* Begin Input for this task *

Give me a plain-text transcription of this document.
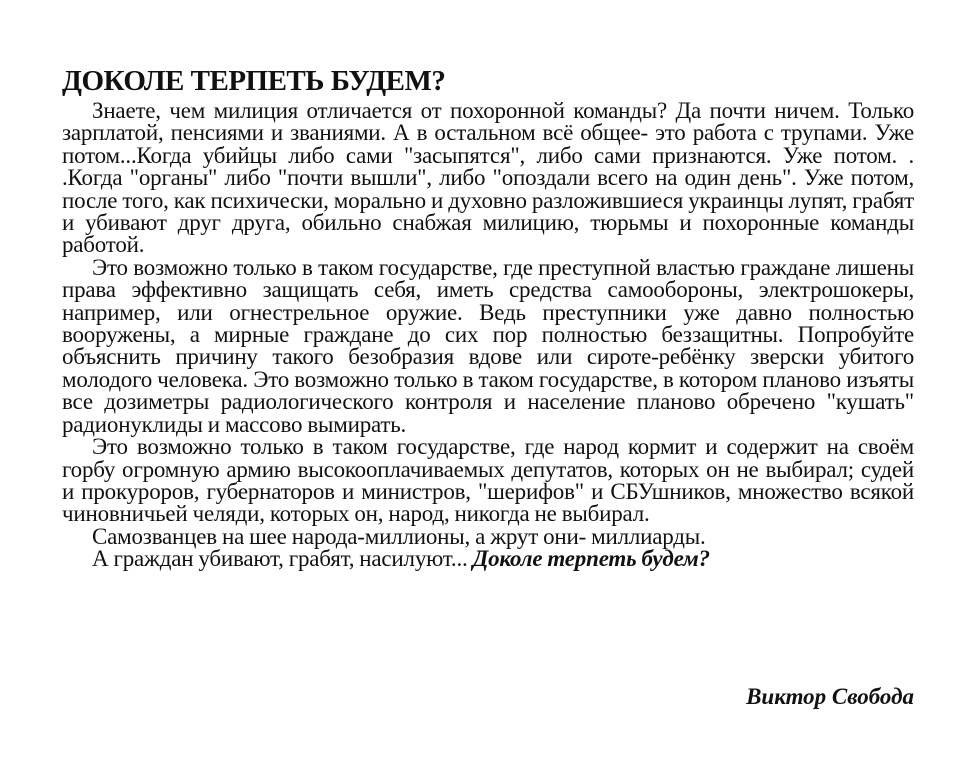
ДОКОЛЕ ТЕРПЕТЬ БУДЕМ?

Знаете, чем милиция отличается от похоронной команды? Да почти ничем. Только зарплатой, пенсиями и званиями. А в остальном всё общее- это работа с трупами. Уже потом...Когда убийцы либо сами "засыпятся", либо сами признаются. Уже потом. . .Когда "органы" либо "почти вышли", либо "опоздали всего на один день". Уже потом, после того, как психически, морально и духовно разложившиеся украинцы лупят, грабят и убивают друг друга, обильно снабжая милицию, тюрьмы и похоронные команды работой.

Это возможно только в таком государстве, где преступной властью граждане лишены права эффективно защищать себя, иметь средства самообороны, электрошокеры, например, или огнестрельное оружие. Ведь преступники уже давно полностью вооружены, а мирные граждане до сих пор полностью беззащитны. Попробуйте объяснить причину такого безобразия вдове или сироте-ребёнку зверски убитого молодого человека. Это возможно только в таком государстве, в котором планово изъяты все дозиметры радиологического контроля и население планово обречено "кушать" радионуклиды и массово вымирать.

Это возможно только в таком государстве, где народ кормит и содержит на своём горбу огромную армию высокооплачиваемых депутатов, которых он не выбирал; судей и прокуроров, губернаторов и министров, "шерифов" и СБУшников, множество всякой чиновничьей челяди, которых он, народ, никогда не выбирал.

Самозванцев на шее народа-миллионы, а жрут они- миллиарды.

А граждан убивают, грабят, насилуют... Доколе терпеть будем?

Виктор Свобода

* End Input for this task *

* **Direction**: Leave out every line without the string "убивают" and copy the rest.

* **Worked solution**:
Знаете, чем милиция отличается от похоронной команды? Да почти ничем. Только зарплатой, пенсиями и званиями. А в остальном всё общее- это работа с трупами. Уже потом...Когда убийцы либо сами "засыпятся", либо сами признаются. Уже потом. . .Когда "органы" либо "почти вышли", либо "опоздали всего на один день". Уже потом, после того, как психически, морально и духовно разложившиеся украинцы лупят, грабят и убивают друг друга, обильно снабжая милицию, тюрьмы и похоронные команды работой.
А граждан убивают, грабят, насилуют... Доколе терпеть будем?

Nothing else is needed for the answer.